Фрагмент для чтения:
Из Москвы казалось, что следствием подобной политики является намеренное игнорирование российских интересов. Теперь баланс сил меняется: Россия переживает новый подъем, а трансатлантические отношения не только пережили острые разногласия по поводу Ирака, но и проходят через испытание трясиной Афганистана. Вновь обретенное Москвой влияние неоднозначно трактуется в Вашингтоне, а следовательно, и в НАТО в целом. Оно обязывает американцев и европейцев пересмотреть стратегические рамки, в которых они привыкли осмысливать «русский вопрос», пока «треугольник» США — Европа — Россия еще не стабилизировался. В этой связи можно сказать, что для будущего НАТО куда важнее Кабул и Тегеран, чем Киев и Тбилиси.
ПРИЧИНЫ НЕДОПОНИМАНИЯ
Косовская кампания 1999 г. обычно считается поворотным пунктом в отношениях между Россией и Западом. В этих отношениях возникла первая брешь, которую чаще всего объясняют тем, что Россия ощутила деградацию своих Вооруженных сил, а эпизод в Приштине (несогласованный с НАТО марш-бросок российских десантников в июне 1999 г. — Ред.) обычно приводят в качестве иллюстрации ее способности доставлять неприятности. Для Москвы урок был трояким, он помогает понять ее последующую негибкость.

Предоставленные записи:
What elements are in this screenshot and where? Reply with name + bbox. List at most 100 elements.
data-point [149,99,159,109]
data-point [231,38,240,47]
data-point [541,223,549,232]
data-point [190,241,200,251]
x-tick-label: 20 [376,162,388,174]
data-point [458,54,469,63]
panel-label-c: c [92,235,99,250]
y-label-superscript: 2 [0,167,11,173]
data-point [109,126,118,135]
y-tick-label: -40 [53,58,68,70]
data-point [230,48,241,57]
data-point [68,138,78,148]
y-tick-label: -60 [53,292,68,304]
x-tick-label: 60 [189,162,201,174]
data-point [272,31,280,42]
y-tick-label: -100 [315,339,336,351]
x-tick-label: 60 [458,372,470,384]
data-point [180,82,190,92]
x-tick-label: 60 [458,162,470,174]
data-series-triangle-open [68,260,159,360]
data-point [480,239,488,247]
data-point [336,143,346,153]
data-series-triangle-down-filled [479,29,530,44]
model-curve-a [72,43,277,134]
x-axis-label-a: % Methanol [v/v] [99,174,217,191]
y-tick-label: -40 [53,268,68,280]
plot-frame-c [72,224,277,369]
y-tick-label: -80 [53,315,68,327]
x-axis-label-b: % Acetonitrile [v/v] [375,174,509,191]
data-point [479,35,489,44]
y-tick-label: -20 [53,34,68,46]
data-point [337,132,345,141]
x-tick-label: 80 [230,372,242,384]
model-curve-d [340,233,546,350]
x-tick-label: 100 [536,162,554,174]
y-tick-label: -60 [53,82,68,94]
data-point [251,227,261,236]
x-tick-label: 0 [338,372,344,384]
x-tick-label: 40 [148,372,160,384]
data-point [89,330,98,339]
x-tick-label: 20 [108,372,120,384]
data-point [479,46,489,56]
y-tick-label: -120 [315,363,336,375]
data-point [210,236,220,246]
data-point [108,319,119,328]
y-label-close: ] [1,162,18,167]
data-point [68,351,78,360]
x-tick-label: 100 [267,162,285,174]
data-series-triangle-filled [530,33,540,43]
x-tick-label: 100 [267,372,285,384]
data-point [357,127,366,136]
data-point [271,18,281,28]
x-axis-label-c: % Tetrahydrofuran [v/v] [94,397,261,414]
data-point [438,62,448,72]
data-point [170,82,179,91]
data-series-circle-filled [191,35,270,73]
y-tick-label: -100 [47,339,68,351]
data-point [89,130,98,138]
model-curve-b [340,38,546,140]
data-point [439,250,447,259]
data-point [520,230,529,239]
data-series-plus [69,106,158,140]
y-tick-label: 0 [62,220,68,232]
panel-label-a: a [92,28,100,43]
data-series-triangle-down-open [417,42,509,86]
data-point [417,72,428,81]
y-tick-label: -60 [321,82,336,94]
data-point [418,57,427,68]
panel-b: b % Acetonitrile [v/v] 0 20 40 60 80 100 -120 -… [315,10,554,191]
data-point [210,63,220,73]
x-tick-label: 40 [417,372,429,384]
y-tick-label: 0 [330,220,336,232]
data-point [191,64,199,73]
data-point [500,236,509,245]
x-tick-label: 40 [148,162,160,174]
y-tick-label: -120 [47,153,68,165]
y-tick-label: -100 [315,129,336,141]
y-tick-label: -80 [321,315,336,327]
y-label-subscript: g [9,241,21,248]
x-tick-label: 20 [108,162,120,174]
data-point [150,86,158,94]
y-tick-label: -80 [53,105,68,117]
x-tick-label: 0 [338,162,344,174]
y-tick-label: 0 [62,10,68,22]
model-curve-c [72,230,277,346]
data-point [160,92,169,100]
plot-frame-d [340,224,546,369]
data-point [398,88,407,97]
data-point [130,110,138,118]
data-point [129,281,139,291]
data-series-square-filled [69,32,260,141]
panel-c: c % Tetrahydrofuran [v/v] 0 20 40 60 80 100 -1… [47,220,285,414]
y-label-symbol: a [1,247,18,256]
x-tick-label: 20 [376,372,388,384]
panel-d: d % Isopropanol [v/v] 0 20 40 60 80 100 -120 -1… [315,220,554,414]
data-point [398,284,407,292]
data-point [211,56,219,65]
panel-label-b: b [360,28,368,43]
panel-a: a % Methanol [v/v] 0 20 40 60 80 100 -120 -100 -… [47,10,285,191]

Задания:
[1] Выведите без изменений часть фрагмента об отношениях России и Запада, начиная со слов «ПРИЧИНЫ НЕДОПОНИМАНИЯ» и продолжая вплоть до слов «ее последующую негибкость.» включительно.
[2] Перечислите все города, которые названы во фрагменте об отношениях России и Запада.
[3] Изложите в виде краткого списка абзац фрагмента об отношениях России и Запада, который начинается словами «Из Москвы казалось», сохранив его основные факты.

Ответы к заданиям:
[1]
ПРИЧИНЫ НЕДОПОНИМАНИЯ
Косовская кампания 1999 г. обычно считается поворотным пунктом в отношениях между Россией и Западом. В этих отношениях возникла первая брешь, которую чаще всего объясняют тем, что Россия ощутила деградацию своих Вооруженных сил, а эпизод в Приштине (несогласованный с НАТО марш-бросок российских десантников в июне 1999 г. — Ред.) обычно приводят в качестве иллюстрации ее способности доставлять неприятности. Для Москвы урок был трояким, он помогает понять ее последующую негибкость.

[2] Москва, Вашингтон, Кабул, Тегеран, Киев, Тбилиси, Приштина.

[3]
- Из Москвы казалось, что подобная политика ведет к намеренному игнорированию российских интересов.
- Баланс сил меняется: Россия переживает новый подъем.
- Трансатлантические отношения пережили острые разногласия по Ираку и проходят через испытание трясиной Афганистана.
- Вновь обретенное влияние Москвы неоднозначно трактуется в Вашингтоне и в НАТО в целом.
- Американцам и европейцам необходимо пересмотреть стратегические рамки осмысления «русского вопроса», пока «треугольник» США — Европа — Россия еще не стабилизировался.
- Для будущего НАТО Кабул и Тегеран важнее, чем Киев и Тбилиси.